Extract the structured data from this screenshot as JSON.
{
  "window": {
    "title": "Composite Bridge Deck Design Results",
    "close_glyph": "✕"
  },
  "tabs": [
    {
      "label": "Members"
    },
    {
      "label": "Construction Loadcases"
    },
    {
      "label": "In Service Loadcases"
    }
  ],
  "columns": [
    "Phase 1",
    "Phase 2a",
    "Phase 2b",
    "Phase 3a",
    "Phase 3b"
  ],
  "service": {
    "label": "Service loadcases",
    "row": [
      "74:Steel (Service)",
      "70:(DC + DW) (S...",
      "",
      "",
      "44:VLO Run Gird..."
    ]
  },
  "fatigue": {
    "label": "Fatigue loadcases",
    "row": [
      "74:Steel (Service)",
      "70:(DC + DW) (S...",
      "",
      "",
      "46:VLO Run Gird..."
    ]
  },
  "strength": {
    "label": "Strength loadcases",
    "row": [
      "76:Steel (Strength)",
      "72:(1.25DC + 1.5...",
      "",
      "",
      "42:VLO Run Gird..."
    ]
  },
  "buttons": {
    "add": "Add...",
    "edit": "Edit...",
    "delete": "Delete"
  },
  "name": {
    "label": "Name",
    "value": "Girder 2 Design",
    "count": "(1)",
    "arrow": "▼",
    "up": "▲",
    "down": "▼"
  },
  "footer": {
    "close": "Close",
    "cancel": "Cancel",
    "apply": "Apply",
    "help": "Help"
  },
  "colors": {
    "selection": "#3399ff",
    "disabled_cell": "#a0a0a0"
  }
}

★ ★ ★ ★ ★ ★ ★

## Given exercise
Your task is to gather all lines from the entries above that hold the word "label".

## Output for this task
      "label": "Members"
      "label": "Construction Loadcases"
      "label": "In Service Loadcases"
    "label": "Service loadcases",
    "label": "Fatigue loadcases",
    "label": "Strength loadcases",
    "label": "Name",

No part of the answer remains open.